TEKS BACAAN:
+---+

Langsung ke konten utama

Rumah-Kampus-Warung Pempek-Rumah-Rumah-Rumaaaaaah... (empat November)

Hari ke-empat minggu ini, ternyata masih saja ada kuliah pagi yang mengganggu tidur saya. Mahasiswi yang tidak berguna!! Jadi mahasiswi, niat kuliah atau niat tidur!! Mau apalagi!! Sebagai mahasiswi yang baik, harus rajin-rajin kuliah. Meski badai ngantuk datang, itu tak boleh menghadang!! Tapi, ternyata saya belum mampu menjadi mahasiswi yang baik , yang ada saya malah telat sampai ke kampusnya!! *Lupa juga karena apa!!Mungkin seperti kemarin, laptop sedang menganggur.

Selagi dalam perjalanan ke kampus, saya menerima SMS dari Mini. Katanya, dia sudah di kampus. Tapi, dia terlambat dan tidak diperbolehkan lagi untuk masuk kelas. Apalagi saya?!

Maka, saat saya tiba di kampus. Dan berjalan di trotoar dekat rektorat menuju jurusan, kaki saya disengajakan melangkah lambat. Cepatpun tidak berguna!!

Tiba di fakultas, saya melihat beberapa teman duduk di koridor lantai satu. Mereka yang sempat melihat kedatangan saya, keheranan melihat saya. Sebagai alasan keterlambatan saya yang keterlaluan, saya hanya berkata "sudah daritadi saya tahu kalau orang terlambat sudah tidak diperbolehkan masuk, maka saya memperlambat jalan saya."

+---+

LATIHAN 1:
Salin ulang bagian entri di bawah ini, mulai dari baris pertama entri sampai dengan baris yang memuat "data-label: 44.2% bbox=[764, 685, 837, 709]", kedua batas ikut disalin.

Daftar elemen beranotasi:
+---+

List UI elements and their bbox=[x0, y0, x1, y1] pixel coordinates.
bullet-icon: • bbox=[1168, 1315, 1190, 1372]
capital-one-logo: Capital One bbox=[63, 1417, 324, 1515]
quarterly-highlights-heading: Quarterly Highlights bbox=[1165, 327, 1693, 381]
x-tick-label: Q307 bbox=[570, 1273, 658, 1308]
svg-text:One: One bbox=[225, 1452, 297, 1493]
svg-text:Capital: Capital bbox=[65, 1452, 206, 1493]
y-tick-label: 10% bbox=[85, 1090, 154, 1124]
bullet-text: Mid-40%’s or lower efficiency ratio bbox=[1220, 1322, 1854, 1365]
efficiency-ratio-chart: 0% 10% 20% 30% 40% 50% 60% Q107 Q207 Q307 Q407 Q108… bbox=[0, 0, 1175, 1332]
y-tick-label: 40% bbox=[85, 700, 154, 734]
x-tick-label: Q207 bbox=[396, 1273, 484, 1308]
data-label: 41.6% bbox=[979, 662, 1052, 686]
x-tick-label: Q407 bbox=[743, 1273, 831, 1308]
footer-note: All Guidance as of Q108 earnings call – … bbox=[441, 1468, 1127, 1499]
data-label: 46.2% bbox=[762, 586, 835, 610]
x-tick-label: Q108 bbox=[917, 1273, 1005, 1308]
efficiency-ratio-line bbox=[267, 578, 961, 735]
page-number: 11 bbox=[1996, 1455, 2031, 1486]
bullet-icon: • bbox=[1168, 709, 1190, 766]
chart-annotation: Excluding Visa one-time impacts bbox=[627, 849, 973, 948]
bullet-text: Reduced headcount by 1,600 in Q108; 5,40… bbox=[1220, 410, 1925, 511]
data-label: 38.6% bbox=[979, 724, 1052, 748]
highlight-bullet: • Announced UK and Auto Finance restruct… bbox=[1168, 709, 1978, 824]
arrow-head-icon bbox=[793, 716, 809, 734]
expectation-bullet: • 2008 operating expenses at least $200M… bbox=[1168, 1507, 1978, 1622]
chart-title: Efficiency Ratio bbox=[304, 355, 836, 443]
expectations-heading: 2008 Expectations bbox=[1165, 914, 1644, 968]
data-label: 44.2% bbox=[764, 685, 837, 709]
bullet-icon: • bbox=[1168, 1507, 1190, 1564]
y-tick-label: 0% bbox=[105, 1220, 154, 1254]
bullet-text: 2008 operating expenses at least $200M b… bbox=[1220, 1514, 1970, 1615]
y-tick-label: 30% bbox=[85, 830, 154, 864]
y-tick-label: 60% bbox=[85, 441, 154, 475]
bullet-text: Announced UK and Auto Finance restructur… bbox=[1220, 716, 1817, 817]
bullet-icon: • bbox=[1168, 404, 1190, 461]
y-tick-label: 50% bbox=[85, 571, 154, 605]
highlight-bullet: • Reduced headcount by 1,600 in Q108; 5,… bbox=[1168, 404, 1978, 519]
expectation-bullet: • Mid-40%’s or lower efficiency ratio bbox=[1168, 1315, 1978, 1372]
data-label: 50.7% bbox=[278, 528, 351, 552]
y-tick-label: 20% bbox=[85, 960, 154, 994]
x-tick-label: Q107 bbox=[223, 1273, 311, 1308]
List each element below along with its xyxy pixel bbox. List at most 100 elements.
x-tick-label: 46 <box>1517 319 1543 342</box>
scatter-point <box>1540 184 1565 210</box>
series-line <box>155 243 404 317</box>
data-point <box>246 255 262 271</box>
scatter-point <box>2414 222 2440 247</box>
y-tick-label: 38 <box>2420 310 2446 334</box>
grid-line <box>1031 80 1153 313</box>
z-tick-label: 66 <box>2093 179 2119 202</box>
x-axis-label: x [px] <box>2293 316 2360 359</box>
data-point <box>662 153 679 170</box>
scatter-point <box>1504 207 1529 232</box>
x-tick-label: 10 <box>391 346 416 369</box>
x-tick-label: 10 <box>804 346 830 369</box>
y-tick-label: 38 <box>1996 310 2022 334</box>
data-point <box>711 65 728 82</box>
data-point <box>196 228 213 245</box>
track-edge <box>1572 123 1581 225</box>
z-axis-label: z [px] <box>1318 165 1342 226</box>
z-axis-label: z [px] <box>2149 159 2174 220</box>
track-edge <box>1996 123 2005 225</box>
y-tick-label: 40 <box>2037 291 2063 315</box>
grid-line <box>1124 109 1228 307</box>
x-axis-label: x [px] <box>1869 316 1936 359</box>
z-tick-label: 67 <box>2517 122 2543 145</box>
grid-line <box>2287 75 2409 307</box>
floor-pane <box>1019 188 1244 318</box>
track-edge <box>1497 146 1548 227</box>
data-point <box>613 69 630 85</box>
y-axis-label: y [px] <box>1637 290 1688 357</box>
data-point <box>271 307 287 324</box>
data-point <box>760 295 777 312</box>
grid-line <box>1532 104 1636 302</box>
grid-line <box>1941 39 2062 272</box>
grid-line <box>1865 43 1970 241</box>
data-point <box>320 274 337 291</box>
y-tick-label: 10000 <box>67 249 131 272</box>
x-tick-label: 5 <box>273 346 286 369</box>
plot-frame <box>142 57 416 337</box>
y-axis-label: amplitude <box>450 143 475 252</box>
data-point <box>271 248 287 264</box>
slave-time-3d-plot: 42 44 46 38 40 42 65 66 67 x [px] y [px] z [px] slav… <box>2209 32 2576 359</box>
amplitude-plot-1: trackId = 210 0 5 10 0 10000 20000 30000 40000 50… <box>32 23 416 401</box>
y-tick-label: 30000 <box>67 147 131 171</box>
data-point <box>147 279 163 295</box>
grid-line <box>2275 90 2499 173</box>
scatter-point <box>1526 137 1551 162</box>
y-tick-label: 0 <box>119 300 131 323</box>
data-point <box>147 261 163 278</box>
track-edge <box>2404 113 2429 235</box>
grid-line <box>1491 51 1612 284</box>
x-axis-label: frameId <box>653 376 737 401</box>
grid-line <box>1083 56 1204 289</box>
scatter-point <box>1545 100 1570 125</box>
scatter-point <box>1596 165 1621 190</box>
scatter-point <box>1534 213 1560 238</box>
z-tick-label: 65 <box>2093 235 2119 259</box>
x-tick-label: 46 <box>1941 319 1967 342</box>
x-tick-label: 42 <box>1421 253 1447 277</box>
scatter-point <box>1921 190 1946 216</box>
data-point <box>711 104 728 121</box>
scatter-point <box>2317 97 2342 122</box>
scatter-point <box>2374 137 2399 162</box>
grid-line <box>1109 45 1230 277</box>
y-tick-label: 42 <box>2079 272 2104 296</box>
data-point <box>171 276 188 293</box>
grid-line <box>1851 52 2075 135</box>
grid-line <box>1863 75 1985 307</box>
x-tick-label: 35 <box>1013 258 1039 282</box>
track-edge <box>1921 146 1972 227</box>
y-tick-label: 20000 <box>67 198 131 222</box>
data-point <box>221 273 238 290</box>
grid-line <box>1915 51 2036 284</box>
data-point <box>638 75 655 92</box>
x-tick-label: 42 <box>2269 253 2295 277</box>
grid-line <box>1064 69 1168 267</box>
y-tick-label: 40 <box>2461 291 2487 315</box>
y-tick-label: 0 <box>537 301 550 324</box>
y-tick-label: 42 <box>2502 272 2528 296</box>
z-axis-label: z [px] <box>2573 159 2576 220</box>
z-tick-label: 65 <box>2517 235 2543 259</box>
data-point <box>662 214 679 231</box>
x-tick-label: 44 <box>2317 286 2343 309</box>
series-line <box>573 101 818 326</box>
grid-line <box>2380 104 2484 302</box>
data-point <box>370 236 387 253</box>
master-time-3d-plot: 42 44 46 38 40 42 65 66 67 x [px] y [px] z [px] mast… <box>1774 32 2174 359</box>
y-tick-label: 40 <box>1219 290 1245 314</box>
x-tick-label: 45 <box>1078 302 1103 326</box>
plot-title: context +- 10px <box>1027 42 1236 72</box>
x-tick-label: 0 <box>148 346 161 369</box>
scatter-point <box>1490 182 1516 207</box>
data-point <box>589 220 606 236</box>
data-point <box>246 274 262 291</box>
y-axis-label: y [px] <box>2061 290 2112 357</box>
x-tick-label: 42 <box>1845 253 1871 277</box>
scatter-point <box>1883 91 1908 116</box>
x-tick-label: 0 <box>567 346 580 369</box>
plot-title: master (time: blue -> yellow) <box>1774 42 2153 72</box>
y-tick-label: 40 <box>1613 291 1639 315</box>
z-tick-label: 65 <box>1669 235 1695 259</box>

+---+

LATIHAN 2:
Tuliskan semua kalimat dalam teks bacaan tentang keterlambatan ke kampus yang diakhiri dengan dua tanda seru (!!).

JAWABAN BENAR 1:
List UI elements and their bbox=[x0, y0, x1, y1] pixel coordinates.
bullet-icon: • bbox=[1168, 1315, 1190, 1372]
capital-one-logo: Capital One bbox=[63, 1417, 324, 1515]
quarterly-highlights-heading: Quarterly Highlights bbox=[1165, 327, 1693, 381]
x-tick-label: Q307 bbox=[570, 1273, 658, 1308]
svg-text:One: One bbox=[225, 1452, 297, 1493]
svg-text:Capital: Capital bbox=[65, 1452, 206, 1493]
y-tick-label: 10% bbox=[85, 1090, 154, 1124]
bullet-text: Mid-40%’s or lower efficiency ratio bbox=[1220, 1322, 1854, 1365]
efficiency-ratio-chart: 0% 10% 20% 30% 40% 50% 60% Q107 Q207 Q307 Q407 Q108… bbox=[0, 0, 1175, 1332]
y-tick-label: 40% bbox=[85, 700, 154, 734]
x-tick-label: Q207 bbox=[396, 1273, 484, 1308]
data-label: 41.6% bbox=[979, 662, 1052, 686]
x-tick-label: Q407 bbox=[743, 1273, 831, 1308]
footer-note: All Guidance as of Q108 earnings call – … bbox=[441, 1468, 1127, 1499]
data-label: 46.2% bbox=[762, 586, 835, 610]
x-tick-label: Q108 bbox=[917, 1273, 1005, 1308]
efficiency-ratio-line bbox=[267, 578, 961, 735]
page-number: 11 bbox=[1996, 1455, 2031, 1486]
bullet-icon: • bbox=[1168, 709, 1190, 766]
chart-annotation: Excluding Visa one-time impacts bbox=[627, 849, 973, 948]
bullet-text: Reduced headcount by 1,600 in Q108; 5,40… bbox=[1220, 410, 1925, 511]
data-label: 38.6% bbox=[979, 724, 1052, 748]
highlight-bullet: • Announced UK and Auto Finance restruct… bbox=[1168, 709, 1978, 824]
arrow-head-icon bbox=[793, 716, 809, 734]
expectation-bullet: • 2008 operating expenses at least $200M… bbox=[1168, 1507, 1978, 1622]
chart-title: Efficiency Ratio bbox=[304, 355, 836, 443]
expectations-heading: 2008 Expectations bbox=[1165, 914, 1644, 968]
data-label: 44.2% bbox=[764, 685, 837, 709]

JAWABAN BENAR 2:
1. Mahasiswi yang tidak berguna!!
2. Jadi mahasiswi, niat kuliah atau niat tidur!!
3. Mau apalagi!!
4. Meski badai ngantuk datang, itu tak boleh menghadang!!
5. Tapi, ternyata saya belum mampu menjadi mahasiswi yang baik , yang ada saya malah telat sampai ke kampusnya!!
6. *Lupa juga karena apa!!
7. Cepatpun tidak berguna!!